▶ AIM:
Tally how many lines of these entries hold the string "선교학교". Return the number alone.

▶ DATASET EXCERPTS:
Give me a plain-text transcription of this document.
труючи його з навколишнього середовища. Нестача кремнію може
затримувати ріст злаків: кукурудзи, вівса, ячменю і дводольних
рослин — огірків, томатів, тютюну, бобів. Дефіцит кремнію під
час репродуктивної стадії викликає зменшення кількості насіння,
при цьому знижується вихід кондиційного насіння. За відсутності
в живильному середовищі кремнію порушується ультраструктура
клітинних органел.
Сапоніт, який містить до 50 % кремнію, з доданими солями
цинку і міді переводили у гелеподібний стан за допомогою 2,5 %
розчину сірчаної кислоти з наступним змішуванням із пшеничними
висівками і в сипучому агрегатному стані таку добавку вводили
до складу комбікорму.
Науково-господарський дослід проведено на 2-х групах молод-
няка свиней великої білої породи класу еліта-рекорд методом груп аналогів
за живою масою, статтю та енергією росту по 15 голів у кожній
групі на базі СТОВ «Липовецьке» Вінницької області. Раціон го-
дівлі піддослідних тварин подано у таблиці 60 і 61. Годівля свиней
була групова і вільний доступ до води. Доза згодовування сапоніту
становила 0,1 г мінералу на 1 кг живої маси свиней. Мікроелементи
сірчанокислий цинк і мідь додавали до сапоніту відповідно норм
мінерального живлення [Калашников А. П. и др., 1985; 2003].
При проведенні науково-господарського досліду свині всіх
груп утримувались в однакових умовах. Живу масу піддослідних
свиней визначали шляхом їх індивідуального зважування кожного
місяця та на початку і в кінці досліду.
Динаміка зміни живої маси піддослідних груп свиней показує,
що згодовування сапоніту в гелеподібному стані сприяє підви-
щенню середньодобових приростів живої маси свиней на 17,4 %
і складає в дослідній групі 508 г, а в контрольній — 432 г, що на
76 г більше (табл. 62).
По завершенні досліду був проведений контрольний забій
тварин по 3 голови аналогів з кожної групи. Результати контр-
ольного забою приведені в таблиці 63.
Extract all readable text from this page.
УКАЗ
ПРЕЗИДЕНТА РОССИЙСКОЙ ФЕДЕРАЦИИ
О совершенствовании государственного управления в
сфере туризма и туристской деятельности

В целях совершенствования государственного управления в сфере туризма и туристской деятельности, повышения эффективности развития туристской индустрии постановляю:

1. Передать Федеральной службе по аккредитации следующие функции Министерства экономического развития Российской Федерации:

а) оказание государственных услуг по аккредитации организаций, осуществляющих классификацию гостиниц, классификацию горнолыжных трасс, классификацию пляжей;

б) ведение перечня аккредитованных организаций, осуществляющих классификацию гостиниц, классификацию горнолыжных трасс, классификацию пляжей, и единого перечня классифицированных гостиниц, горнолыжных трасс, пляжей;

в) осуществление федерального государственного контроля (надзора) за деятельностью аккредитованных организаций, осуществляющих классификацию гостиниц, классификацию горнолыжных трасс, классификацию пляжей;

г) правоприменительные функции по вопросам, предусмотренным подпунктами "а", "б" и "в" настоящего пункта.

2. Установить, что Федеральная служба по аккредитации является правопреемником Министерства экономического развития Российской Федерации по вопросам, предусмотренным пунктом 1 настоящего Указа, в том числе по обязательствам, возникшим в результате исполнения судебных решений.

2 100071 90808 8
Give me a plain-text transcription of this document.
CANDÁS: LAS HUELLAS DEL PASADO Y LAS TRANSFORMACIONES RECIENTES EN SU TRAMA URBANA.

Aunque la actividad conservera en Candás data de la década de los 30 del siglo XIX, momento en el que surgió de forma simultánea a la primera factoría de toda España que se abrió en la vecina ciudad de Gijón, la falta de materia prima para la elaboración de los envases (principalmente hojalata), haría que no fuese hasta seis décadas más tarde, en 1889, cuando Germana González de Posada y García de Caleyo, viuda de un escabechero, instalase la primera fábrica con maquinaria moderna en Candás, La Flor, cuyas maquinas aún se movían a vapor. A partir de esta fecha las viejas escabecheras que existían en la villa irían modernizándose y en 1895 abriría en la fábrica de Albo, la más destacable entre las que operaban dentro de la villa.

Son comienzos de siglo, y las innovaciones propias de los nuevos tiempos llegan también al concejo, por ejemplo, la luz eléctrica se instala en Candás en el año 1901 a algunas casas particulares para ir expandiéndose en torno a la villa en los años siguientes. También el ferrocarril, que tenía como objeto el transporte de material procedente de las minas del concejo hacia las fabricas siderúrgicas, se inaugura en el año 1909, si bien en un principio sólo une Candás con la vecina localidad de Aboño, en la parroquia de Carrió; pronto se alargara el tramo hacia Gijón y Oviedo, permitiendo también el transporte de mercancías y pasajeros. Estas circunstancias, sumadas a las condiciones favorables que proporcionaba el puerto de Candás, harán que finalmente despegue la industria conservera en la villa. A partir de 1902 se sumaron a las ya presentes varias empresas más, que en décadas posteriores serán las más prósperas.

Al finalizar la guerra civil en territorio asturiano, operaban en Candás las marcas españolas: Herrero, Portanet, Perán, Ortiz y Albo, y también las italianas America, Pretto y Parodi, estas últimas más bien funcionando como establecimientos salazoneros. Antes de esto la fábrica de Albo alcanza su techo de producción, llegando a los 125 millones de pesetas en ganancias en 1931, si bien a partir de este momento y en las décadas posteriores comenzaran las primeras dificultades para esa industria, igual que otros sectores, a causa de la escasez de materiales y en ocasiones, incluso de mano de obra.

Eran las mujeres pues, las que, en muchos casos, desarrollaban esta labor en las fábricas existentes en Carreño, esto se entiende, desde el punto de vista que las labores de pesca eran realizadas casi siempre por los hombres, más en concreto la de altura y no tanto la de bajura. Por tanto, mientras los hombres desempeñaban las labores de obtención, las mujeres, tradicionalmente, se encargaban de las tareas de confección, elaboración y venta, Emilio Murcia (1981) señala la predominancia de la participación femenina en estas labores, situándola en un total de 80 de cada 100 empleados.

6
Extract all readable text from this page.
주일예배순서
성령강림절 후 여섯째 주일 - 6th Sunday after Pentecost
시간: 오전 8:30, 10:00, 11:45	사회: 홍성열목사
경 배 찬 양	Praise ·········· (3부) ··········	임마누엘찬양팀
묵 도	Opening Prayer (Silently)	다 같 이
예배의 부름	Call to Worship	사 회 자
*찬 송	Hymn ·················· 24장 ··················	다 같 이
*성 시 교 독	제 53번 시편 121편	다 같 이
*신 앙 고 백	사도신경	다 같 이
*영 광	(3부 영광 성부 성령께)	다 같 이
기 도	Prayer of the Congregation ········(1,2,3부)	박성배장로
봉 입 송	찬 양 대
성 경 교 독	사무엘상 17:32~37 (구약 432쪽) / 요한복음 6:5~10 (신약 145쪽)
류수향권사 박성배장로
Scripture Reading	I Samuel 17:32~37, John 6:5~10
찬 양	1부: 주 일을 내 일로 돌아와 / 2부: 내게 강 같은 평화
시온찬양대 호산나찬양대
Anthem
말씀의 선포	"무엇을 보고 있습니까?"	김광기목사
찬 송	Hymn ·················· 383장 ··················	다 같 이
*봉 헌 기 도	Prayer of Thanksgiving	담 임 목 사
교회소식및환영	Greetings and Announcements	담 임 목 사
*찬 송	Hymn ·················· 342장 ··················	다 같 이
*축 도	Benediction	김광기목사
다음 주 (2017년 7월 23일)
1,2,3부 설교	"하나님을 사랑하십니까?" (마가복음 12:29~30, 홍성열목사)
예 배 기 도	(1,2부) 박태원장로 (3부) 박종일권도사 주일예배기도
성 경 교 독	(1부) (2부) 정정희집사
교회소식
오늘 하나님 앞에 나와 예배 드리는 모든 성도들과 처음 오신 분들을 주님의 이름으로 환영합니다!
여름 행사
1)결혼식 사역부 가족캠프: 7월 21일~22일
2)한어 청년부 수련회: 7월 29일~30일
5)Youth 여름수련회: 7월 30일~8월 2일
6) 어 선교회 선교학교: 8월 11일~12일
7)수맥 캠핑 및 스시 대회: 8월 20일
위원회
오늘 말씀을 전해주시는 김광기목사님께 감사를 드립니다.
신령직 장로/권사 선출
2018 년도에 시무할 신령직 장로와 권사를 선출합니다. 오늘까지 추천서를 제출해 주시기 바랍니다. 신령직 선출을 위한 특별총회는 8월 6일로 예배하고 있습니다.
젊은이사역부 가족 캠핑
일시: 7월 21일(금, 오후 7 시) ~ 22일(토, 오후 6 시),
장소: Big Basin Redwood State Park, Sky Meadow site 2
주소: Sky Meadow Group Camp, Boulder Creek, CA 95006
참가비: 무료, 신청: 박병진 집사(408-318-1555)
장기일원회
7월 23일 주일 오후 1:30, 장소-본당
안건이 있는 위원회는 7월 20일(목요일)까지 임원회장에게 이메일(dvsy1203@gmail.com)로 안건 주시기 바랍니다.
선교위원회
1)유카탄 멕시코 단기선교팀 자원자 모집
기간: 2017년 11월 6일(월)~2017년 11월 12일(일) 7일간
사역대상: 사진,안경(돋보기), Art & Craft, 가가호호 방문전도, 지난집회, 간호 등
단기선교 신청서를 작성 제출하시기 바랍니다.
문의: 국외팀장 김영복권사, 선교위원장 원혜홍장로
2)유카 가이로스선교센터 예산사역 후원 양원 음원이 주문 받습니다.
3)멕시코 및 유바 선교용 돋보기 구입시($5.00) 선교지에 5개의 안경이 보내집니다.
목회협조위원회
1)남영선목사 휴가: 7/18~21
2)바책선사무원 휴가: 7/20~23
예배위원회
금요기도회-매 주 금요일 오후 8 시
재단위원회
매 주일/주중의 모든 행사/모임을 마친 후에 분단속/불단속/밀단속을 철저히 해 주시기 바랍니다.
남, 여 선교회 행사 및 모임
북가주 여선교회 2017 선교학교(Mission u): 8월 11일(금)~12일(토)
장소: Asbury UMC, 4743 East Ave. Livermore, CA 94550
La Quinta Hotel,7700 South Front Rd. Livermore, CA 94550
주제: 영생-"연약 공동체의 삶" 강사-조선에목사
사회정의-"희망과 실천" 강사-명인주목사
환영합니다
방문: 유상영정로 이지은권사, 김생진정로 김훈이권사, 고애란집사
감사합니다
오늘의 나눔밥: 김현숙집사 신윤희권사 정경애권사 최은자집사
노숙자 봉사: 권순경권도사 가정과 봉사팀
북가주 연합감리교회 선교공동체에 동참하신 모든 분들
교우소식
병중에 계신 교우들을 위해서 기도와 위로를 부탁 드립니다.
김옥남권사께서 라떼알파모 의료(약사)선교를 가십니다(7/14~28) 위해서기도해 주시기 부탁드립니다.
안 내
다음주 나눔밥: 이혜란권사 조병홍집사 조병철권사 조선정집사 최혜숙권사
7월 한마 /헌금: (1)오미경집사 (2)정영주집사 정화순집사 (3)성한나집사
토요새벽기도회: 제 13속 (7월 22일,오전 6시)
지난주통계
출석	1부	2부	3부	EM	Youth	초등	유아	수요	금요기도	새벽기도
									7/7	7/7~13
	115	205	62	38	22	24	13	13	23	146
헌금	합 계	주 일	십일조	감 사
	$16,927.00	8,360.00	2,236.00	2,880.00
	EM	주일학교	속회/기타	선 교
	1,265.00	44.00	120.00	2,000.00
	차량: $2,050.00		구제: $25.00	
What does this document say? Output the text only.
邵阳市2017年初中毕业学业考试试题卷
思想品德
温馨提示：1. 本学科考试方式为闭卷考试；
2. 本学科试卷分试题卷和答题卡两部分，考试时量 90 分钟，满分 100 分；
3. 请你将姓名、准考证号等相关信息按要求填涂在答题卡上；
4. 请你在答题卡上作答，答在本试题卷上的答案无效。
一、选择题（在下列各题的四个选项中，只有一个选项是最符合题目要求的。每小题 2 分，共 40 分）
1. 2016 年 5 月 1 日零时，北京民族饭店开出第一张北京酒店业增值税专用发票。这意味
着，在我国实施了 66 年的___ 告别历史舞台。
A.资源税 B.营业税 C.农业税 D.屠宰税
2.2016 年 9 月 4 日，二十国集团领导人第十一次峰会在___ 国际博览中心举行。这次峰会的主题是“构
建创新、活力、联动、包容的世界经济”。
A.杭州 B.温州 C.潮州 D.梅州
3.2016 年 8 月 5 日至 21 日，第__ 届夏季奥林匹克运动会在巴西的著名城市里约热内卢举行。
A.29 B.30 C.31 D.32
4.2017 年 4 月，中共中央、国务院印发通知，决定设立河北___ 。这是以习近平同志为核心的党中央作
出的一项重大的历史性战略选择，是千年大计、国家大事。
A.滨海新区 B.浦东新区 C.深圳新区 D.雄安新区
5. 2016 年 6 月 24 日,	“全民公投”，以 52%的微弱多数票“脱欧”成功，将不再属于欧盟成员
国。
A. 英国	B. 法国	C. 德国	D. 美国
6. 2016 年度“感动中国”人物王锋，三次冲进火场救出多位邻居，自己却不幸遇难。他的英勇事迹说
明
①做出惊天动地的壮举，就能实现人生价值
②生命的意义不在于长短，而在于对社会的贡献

▶ REPLY:
2